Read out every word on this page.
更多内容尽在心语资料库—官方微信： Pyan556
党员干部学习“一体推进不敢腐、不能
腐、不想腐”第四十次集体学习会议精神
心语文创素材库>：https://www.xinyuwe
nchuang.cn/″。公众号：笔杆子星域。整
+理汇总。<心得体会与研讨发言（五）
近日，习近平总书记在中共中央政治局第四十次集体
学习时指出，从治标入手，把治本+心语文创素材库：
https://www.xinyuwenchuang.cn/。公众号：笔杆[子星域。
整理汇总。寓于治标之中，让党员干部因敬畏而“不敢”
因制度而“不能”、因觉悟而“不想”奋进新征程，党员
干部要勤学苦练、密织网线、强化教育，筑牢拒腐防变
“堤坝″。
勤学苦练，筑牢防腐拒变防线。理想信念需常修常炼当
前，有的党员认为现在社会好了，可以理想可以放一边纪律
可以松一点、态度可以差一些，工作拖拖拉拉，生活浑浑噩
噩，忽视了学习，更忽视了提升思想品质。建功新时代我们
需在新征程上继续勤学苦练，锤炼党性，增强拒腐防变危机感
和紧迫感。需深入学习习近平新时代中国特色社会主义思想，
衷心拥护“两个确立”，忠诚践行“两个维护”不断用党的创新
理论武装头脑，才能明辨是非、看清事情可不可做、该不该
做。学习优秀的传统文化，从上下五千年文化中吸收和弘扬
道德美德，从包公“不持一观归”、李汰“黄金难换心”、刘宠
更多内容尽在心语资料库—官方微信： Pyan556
************
• To be done
Return all of the above records exactly, leaving no line out.

• Solution to this task
Read out every word on this page.
更多内容尽在心语资料库—官方微信： Pyan556
党员干部学习“一体推进不敢腐、不能
腐、不想腐”第四十次集体学习会议精神
心语文创素材库>：https://www.xinyuwe
nchuang.cn/″。公众号：笔杆子星域。整
+理汇总。<心得体会与研讨发言（五）
近日，习近平总书记在中共中央政治局第四十次集体
学习时指出，从治标入手，把治本+心语文创素材库：
https://www.xinyuwenchuang.cn/。公众号：笔杆[子星域。
整理汇总。寓于治标之中，让党员干部因敬畏而“不敢”
因制度而“不能”、因觉悟而“不想”奋进新征程，党员
干部要勤学苦练、密织网线、强化教育，筑牢拒腐防变
“堤坝″。
勤学苦练，筑牢防腐拒变防线。理想信念需常修常炼当
前，有的党员认为现在社会好了，可以理想可以放一边纪律
可以松一点、态度可以差一些，工作拖拖拉拉，生活浑浑噩
噩，忽视了学习，更忽视了提升思想品质。建功新时代我们
需在新征程上继续勤学苦练，锤炼党性，增强拒腐防变危机感
和紧迫感。需深入学习习近平新时代中国特色社会主义思想，
衷心拥护“两个确立”，忠诚践行“两个维护”不断用党的创新
理论武装头脑，才能明辨是非、看清事情可不可做、该不该
做。学习优秀的传统文化，从上下五千年文化中吸收和弘扬
道德美德，从包公“不持一观归”、李汰“黄金难换心”、刘宠
更多内容尽在心语资料库—官方微信： Pyan556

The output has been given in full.